Task to carry out:
Among the lines below, count those containing the word "JSON". Give the number only.

Start of Source data

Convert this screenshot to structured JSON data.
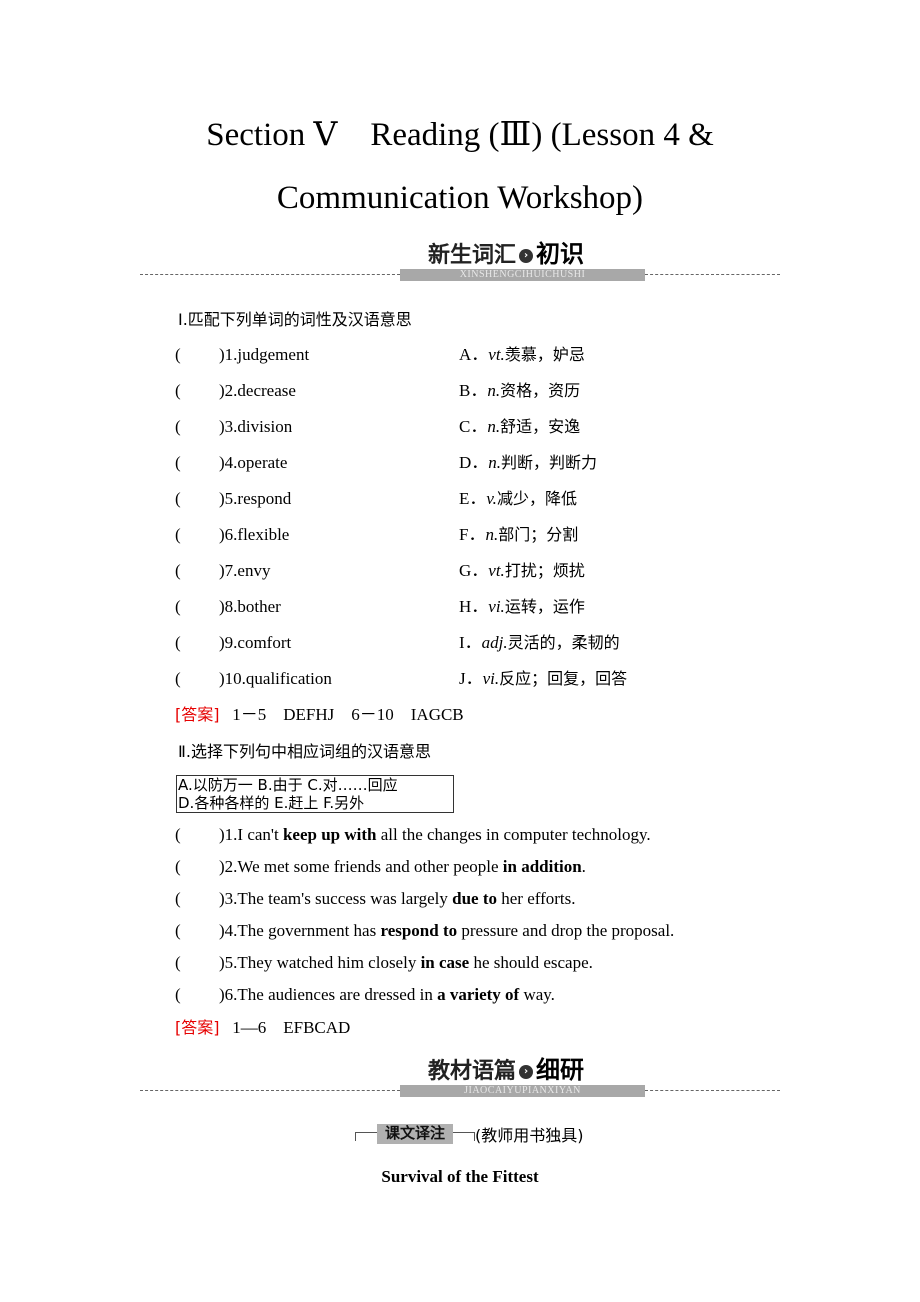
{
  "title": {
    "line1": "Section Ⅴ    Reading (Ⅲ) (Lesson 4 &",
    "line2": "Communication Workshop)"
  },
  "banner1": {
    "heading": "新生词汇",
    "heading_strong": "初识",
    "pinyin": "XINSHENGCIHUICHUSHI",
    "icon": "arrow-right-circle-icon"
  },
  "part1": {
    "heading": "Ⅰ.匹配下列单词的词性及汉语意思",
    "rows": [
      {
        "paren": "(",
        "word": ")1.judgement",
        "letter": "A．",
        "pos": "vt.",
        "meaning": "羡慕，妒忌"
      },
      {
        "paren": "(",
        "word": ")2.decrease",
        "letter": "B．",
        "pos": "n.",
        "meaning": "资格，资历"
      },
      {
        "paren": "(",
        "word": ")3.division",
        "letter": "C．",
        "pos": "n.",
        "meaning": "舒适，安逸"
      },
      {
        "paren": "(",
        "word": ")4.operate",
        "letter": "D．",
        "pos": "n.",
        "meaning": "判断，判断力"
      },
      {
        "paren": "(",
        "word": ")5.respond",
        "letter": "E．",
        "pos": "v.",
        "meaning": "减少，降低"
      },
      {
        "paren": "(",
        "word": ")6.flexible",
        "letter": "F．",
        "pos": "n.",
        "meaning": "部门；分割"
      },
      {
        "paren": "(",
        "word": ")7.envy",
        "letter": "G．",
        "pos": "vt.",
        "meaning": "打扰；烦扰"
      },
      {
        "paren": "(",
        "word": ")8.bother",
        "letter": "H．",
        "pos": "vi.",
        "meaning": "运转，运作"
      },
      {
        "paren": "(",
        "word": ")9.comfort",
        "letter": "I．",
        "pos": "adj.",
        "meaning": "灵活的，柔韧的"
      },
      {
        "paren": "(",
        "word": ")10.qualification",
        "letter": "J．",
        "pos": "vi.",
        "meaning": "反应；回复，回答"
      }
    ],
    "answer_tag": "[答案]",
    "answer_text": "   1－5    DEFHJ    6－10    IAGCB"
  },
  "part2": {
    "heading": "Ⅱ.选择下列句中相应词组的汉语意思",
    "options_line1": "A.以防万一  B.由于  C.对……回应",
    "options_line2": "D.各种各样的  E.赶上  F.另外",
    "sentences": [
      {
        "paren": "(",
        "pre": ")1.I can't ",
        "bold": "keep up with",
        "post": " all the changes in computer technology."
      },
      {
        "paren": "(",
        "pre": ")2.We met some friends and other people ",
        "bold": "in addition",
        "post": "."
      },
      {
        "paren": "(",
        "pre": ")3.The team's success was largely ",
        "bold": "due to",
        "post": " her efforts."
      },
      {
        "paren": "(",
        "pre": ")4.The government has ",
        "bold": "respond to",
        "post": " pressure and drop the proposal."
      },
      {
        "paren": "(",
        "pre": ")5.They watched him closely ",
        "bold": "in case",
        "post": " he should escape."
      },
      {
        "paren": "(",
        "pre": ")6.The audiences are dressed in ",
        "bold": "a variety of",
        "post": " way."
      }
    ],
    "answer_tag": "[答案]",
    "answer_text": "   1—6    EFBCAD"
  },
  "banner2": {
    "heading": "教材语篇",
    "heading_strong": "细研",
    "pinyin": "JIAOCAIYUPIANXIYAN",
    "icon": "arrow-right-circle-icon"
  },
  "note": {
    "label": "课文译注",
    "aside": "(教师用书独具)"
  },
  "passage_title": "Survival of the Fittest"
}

End of Source data
Start of Source data

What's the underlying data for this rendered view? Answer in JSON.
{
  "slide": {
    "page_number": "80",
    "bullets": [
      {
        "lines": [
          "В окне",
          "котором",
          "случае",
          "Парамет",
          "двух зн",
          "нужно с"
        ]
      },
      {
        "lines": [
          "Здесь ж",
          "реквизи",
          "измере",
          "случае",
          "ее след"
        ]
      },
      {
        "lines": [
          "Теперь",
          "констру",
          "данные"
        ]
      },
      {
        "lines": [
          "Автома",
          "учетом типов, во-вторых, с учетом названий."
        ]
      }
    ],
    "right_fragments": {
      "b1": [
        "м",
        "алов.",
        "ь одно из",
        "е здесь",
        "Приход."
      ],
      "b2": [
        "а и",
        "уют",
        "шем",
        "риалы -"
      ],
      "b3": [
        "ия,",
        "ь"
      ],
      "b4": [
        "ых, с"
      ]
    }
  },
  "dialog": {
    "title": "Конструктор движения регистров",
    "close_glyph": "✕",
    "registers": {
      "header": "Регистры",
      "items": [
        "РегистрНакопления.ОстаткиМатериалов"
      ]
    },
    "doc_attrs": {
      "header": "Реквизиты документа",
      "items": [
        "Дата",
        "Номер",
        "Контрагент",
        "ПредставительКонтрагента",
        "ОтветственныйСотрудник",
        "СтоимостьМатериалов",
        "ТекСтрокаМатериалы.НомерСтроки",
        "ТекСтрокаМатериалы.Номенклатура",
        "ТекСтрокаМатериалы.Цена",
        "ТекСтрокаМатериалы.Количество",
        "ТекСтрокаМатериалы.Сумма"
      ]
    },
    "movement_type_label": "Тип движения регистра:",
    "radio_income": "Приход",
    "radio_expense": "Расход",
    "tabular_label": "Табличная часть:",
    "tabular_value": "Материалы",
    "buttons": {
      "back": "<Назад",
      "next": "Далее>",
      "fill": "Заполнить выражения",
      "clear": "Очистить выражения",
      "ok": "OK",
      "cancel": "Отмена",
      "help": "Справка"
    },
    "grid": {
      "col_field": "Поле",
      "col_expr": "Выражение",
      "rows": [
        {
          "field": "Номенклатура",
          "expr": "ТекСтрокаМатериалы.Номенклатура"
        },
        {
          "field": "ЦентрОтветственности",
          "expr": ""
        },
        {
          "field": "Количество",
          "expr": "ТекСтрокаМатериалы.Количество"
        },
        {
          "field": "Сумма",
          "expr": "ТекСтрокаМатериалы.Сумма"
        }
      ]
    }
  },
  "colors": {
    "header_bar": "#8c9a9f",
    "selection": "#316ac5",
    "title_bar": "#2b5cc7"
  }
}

End of Source data

The completed task:
2